Where a line contains the string "Road", copy that line.
------------------------------------
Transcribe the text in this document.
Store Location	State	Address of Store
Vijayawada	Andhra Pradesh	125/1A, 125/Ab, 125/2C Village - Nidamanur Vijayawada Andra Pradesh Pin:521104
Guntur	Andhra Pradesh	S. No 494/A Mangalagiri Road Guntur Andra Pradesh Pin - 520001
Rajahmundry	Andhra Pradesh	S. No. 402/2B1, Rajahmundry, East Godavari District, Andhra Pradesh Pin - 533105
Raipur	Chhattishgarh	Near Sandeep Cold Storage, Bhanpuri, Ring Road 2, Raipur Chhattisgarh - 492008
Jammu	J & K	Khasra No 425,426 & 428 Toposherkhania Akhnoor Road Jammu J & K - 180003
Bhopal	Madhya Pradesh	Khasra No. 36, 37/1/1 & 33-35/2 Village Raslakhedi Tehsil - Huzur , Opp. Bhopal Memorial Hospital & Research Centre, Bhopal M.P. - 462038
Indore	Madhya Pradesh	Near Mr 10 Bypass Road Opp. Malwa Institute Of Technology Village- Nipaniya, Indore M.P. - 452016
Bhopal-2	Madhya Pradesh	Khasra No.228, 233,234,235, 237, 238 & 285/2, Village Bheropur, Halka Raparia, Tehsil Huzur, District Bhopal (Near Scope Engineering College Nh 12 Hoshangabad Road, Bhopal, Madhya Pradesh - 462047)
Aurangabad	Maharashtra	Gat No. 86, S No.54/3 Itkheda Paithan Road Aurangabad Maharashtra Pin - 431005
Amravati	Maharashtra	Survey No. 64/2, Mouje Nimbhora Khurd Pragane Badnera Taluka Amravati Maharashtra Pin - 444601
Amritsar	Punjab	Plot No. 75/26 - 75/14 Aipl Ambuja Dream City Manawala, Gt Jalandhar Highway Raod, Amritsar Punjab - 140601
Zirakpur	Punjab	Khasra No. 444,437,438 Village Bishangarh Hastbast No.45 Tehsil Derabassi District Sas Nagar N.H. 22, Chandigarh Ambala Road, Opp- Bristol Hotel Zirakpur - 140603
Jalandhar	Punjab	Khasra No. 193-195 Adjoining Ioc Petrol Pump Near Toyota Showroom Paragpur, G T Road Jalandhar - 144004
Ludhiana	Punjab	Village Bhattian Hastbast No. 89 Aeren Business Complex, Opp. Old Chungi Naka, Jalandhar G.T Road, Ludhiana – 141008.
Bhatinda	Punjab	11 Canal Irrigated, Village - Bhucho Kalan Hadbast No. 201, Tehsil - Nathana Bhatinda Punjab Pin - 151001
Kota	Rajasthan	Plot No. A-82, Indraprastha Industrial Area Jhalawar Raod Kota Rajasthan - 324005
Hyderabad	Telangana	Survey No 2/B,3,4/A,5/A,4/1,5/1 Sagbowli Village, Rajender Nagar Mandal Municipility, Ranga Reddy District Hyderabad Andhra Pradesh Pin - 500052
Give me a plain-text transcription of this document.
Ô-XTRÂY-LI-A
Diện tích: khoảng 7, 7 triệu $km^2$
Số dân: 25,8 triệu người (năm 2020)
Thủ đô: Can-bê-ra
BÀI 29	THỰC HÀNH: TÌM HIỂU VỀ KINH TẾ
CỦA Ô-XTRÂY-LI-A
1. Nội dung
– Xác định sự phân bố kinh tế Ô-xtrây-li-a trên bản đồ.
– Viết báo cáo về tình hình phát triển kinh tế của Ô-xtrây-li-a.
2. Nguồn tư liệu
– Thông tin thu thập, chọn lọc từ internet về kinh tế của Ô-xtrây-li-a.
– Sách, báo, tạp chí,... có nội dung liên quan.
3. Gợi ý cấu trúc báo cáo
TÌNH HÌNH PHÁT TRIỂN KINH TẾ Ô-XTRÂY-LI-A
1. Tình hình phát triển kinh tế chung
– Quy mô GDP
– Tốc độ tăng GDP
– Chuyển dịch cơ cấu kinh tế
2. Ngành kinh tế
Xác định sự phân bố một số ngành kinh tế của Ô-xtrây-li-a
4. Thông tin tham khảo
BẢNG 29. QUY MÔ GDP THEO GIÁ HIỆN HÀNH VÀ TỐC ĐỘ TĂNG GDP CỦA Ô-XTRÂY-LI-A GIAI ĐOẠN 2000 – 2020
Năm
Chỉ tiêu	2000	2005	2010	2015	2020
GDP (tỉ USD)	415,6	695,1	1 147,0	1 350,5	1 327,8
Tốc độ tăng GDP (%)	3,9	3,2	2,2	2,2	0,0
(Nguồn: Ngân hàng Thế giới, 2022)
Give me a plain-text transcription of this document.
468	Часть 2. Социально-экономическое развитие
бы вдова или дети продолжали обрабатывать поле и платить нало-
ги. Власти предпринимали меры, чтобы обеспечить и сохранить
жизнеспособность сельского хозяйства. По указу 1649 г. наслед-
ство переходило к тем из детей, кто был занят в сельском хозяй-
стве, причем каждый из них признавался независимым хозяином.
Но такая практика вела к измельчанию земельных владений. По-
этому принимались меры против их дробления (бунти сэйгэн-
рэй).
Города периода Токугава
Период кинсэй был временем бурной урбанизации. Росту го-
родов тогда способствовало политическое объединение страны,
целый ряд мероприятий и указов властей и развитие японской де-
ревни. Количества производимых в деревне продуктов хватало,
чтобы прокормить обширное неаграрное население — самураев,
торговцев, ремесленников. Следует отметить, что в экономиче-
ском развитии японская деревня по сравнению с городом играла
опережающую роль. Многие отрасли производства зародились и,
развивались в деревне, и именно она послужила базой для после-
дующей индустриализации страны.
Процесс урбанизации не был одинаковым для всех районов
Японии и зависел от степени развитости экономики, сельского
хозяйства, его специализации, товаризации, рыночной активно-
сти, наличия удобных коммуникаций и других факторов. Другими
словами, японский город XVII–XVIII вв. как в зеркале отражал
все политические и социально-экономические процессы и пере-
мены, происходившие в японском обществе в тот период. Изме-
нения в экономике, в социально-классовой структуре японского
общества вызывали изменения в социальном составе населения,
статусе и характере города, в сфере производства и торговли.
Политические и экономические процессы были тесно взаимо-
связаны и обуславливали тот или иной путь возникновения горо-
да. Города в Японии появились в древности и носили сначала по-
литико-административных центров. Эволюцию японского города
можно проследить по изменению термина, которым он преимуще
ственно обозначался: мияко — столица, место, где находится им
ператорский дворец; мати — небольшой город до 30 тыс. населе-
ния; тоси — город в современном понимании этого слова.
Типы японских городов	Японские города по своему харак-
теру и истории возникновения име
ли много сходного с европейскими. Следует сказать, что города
------------------------------------
• _WRITTEN SOLUTION_:
Guntur	Andhra Pradesh	S. No 494/A Mangalagiri Road Guntur Andra Pradesh Pin - 520001
Raipur	Chhattishgarh	Near Sandeep Cold Storage, Bhanpuri, Ring Road 2, Raipur Chhattisgarh - 492008
Jammu	J & K	Khasra No 425,426 & 428 Toposherkhania Akhnoor Road Jammu J & K - 180003
Indore	Madhya Pradesh	Near Mr 10 Bypass Road Opp. Malwa Institute Of Technology Village- Nipaniya, Indore M.P. - 452016
Bhopal-2	Madhya Pradesh	Khasra No.228, 233,234,235, 237, 238 & 285/2, Village Bheropur, Halka Raparia, Tehsil Huzur, District Bhopal (Near Scope Engineering College Nh 12 Hoshangabad Road, Bhopal, Madhya Pradesh - 462047)
Aurangabad	Maharashtra	Gat No. 86, S No.54/3 Itkheda Paithan Road Aurangabad Maharashtra Pin - 431005
Zirakpur	Punjab	Khasra No. 444,437,438 Village Bishangarh Hastbast No.45 Tehsil Derabassi District Sas Nagar N.H. 22, Chandigarh Ambala Road, Opp- Bristol Hotel Zirakpur - 140603
Jalandhar	Punjab	Khasra No. 193-195 Adjoining Ioc Petrol Pump Near Toyota Showroom Paragpur, G T Road Jalandhar - 144004
Ludhiana	Punjab	Village Bhattian Hastbast No. 89 Aeren Business Complex, Opp. Old Chungi Naka, Jalandhar G.T Road, Ludhiana – 141008.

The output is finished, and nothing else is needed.